• [WHAT NEEDS TO BE DONE]: Take each line containing "Местного" and report it exactly as written.
═══ INPUT ROWS ═══
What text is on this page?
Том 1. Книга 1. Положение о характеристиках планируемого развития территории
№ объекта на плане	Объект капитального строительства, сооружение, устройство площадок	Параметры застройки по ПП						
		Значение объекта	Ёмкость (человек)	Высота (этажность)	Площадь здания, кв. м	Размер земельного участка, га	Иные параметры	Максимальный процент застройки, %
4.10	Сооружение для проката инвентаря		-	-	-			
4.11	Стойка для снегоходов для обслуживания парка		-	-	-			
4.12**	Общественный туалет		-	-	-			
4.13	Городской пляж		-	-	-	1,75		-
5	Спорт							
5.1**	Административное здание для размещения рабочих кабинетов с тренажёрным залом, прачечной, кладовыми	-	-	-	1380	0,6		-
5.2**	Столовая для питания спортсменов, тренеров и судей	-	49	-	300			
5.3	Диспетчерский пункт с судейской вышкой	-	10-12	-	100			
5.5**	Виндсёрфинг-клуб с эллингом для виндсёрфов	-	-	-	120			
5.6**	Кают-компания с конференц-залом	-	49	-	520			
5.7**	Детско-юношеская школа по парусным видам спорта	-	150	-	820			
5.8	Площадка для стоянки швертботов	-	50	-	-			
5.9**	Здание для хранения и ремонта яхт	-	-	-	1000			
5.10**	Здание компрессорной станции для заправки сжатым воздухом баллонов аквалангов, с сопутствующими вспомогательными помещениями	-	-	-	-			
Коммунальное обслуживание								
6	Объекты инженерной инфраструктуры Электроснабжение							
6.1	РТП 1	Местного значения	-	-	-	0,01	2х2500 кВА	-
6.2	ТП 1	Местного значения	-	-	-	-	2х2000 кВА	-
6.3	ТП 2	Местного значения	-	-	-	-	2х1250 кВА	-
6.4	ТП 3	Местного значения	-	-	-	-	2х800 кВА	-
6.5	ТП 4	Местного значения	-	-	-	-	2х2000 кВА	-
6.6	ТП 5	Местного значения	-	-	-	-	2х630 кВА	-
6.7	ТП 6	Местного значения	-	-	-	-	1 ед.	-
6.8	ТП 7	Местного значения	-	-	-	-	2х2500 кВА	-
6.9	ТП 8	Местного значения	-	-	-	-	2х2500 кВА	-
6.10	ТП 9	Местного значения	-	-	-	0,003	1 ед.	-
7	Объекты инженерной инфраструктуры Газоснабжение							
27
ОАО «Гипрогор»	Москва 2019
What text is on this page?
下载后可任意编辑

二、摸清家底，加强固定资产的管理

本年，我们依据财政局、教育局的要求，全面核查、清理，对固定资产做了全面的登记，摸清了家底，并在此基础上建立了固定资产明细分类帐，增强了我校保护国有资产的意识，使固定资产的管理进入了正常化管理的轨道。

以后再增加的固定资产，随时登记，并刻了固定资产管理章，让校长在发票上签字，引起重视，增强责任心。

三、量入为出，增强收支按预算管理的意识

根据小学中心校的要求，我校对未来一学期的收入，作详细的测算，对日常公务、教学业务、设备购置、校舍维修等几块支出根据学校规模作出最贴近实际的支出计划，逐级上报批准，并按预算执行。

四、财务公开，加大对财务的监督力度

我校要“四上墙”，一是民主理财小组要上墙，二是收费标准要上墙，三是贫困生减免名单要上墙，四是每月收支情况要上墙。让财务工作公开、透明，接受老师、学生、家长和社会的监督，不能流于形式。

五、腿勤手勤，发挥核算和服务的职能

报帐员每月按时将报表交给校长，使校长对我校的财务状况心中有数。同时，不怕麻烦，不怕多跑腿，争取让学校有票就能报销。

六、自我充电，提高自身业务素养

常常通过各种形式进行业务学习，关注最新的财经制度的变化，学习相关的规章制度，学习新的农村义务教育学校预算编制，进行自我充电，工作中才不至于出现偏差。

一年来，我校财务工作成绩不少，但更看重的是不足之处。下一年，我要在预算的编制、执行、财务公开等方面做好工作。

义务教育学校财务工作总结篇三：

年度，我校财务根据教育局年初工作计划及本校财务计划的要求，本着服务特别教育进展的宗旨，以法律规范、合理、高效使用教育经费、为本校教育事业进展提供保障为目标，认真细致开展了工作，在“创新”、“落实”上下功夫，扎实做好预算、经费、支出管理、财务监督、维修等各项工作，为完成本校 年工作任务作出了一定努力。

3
═══
• [ANSWER TO THIS PROBLEM]:
6.1	РТП 1	Местного значения	-	-	-	0,01	2х2500 кВА	-
6.2	ТП 1	Местного значения	-	-	-	-	2х2000 кВА	-
6.3	ТП 2	Местного значения	-	-	-	-	2х1250 кВА	-
6.4	ТП 3	Местного значения	-	-	-	-	2х800 кВА	-
6.5	ТП 4	Местного значения	-	-	-	-	2х2000 кВА	-
6.6	ТП 5	Местного значения	-	-	-	-	2х630 кВА	-
6.7	ТП 6	Местного значения	-	-	-	-	1 ед.	-
6.8	ТП 7	Местного значения	-	-	-	-	2х2500 кВА	-
6.9	ТП 8	Местного значения	-	-	-	-	2х2500 кВА	-
6.10	ТП 9	Местного значения	-	-	-	0,003	1 ед.	-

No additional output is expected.